Repeat the material below exactly, with no pictures.
* Start *
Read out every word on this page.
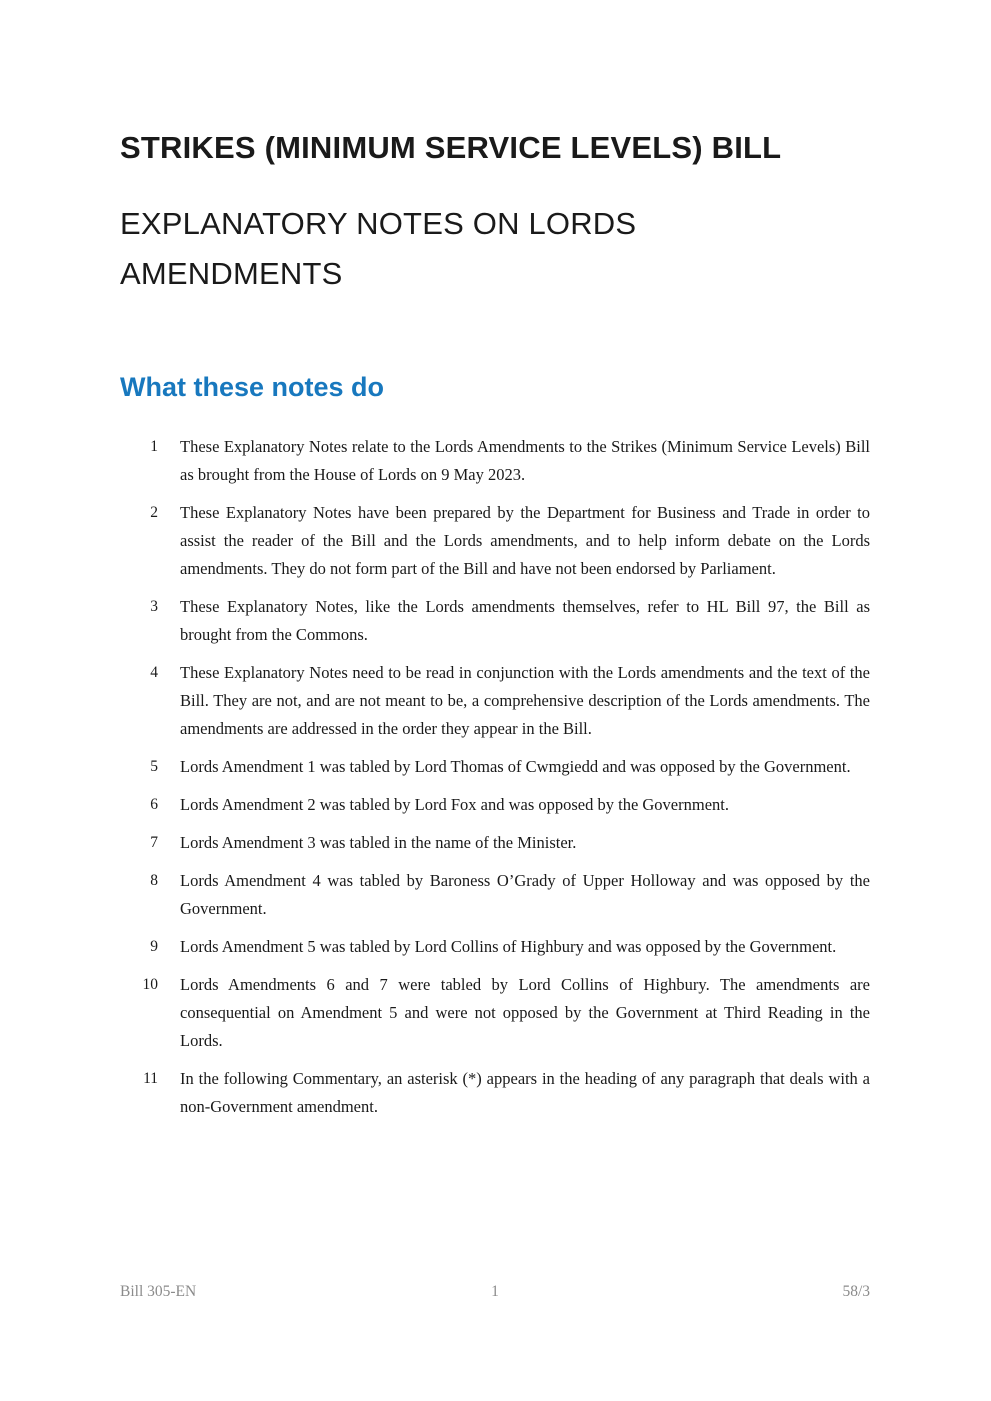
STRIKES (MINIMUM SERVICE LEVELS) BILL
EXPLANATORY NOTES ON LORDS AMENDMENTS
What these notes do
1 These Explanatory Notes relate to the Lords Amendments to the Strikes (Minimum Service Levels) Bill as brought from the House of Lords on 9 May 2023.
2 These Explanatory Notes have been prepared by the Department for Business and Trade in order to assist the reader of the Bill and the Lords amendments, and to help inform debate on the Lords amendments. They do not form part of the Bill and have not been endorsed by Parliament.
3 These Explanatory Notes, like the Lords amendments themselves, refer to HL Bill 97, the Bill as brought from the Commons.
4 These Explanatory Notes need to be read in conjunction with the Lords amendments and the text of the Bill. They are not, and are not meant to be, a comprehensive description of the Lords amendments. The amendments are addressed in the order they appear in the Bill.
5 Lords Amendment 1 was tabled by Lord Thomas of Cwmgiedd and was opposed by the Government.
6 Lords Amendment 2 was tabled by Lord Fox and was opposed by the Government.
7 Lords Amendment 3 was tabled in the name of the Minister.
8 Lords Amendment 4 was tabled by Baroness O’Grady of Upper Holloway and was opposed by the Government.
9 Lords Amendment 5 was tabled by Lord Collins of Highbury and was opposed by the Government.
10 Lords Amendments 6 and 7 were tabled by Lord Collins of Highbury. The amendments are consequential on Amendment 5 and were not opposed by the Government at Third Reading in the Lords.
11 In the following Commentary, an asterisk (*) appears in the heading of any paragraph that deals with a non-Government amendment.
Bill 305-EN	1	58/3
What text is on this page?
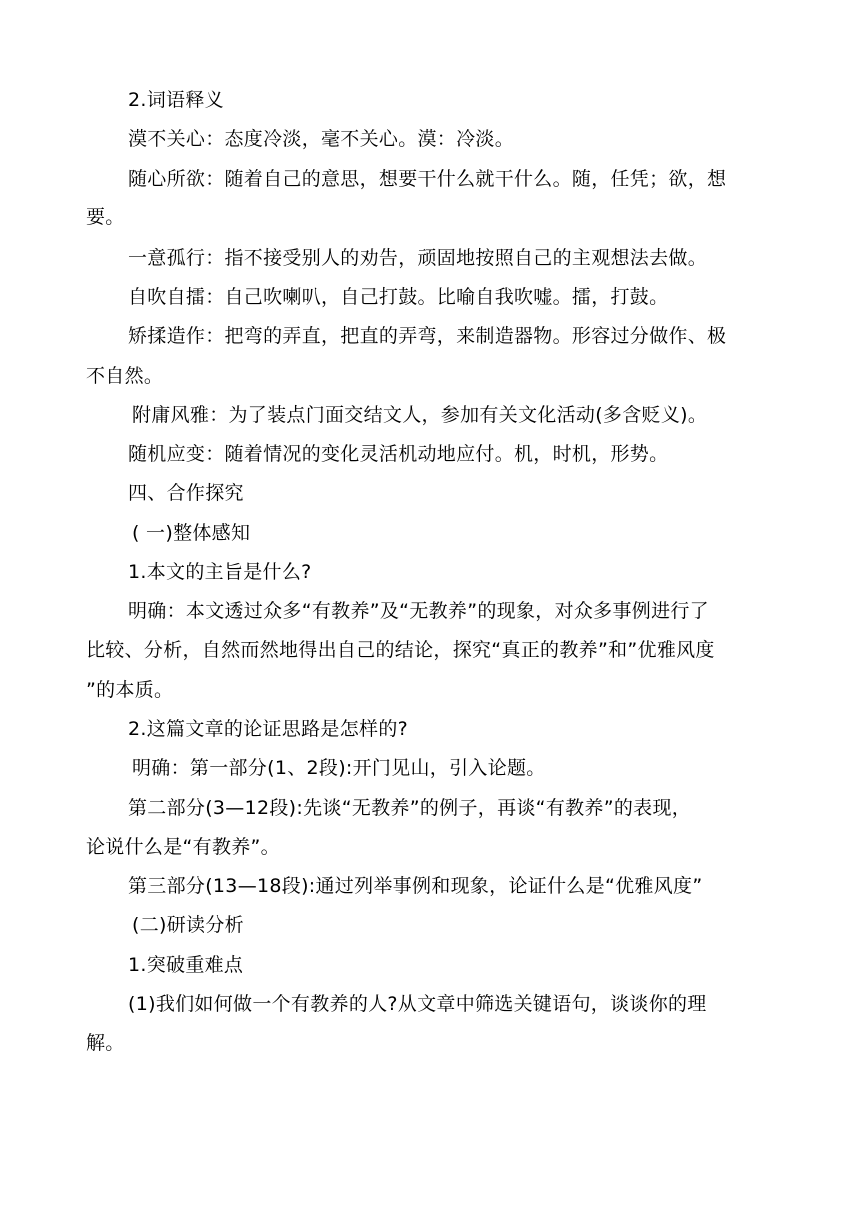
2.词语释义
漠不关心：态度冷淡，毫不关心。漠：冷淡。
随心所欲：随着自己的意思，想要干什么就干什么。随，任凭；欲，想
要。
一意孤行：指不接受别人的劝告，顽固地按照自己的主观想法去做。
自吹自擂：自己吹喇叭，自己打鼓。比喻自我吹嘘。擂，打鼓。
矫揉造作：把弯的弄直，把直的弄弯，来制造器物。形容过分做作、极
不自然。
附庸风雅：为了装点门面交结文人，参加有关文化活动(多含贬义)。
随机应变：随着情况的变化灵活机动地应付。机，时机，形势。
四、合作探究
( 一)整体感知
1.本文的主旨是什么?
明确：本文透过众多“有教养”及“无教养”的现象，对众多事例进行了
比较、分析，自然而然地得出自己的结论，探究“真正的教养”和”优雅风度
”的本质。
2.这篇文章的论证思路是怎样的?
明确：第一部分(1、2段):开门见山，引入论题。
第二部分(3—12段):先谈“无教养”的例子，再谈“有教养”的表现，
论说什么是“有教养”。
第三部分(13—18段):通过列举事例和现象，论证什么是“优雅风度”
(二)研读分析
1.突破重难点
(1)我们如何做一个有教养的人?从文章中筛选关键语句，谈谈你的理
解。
* End *
Answer to this problem
Read out every word on this page.
STRIKES (MINIMUM SERVICE LEVELS) BILL
EXPLANATORY NOTES ON LORDS AMENDMENTS
What these notes do
1 These Explanatory Notes relate to the Lords Amendments to the Strikes (Minimum Service Levels) Bill as brought from the House of Lords on 9 May 2023.
2 These Explanatory Notes have been prepared by the Department for Business and Trade in order to assist the reader of the Bill and the Lords amendments, and to help inform debate on the Lords amendments. They do not form part of the Bill and have not been endorsed by Parliament.
3 These Explanatory Notes, like the Lords amendments themselves, refer to HL Bill 97, the Bill as brought from the Commons.
4 These Explanatory Notes need to be read in conjunction with the Lords amendments and the text of the Bill. They are not, and are not meant to be, a comprehensive description of the Lords amendments. The amendments are addressed in the order they appear in the Bill.
5 Lords Amendment 1 was tabled by Lord Thomas of Cwmgiedd and was opposed by the Government.
6 Lords Amendment 2 was tabled by Lord Fox and was opposed by the Government.
7 Lords Amendment 3 was tabled in the name of the Minister.
8 Lords Amendment 4 was tabled by Baroness O’Grady of Upper Holloway and was opposed by the Government.
9 Lords Amendment 5 was tabled by Lord Collins of Highbury and was opposed by the Government.
10 Lords Amendments 6 and 7 were tabled by Lord Collins of Highbury. The amendments are consequential on Amendment 5 and were not opposed by the Government at Third Reading in the Lords.
11 In the following Commentary, an asterisk (*) appears in the heading of any paragraph that deals with a non-Government amendment.
Bill 305-EN	1	58/3
What text is on this page?
2.词语释义
漠不关心：态度冷淡，毫不关心。漠：冷淡。
随心所欲：随着自己的意思，想要干什么就干什么。随，任凭；欲，想
要。
一意孤行：指不接受别人的劝告，顽固地按照自己的主观想法去做。
自吹自擂：自己吹喇叭，自己打鼓。比喻自我吹嘘。擂，打鼓。
矫揉造作：把弯的弄直，把直的弄弯，来制造器物。形容过分做作、极
不自然。
附庸风雅：为了装点门面交结文人，参加有关文化活动(多含贬义)。
随机应变：随着情况的变化灵活机动地应付。机，时机，形势。
四、合作探究
( 一)整体感知
1.本文的主旨是什么?
明确：本文透过众多“有教养”及“无教养”的现象，对众多事例进行了
比较、分析，自然而然地得出自己的结论，探究“真正的教养”和”优雅风度
”的本质。
2.这篇文章的论证思路是怎样的?
明确：第一部分(1、2段):开门见山，引入论题。
第二部分(3—12段):先谈“无教养”的例子，再谈“有教养”的表现，
论说什么是“有教养”。
第三部分(13—18段):通过列举事例和现象，论证什么是“优雅风度”
(二)研读分析
1.突破重难点
(1)我们如何做一个有教养的人?从文章中筛选关键语句，谈谈你的理
解。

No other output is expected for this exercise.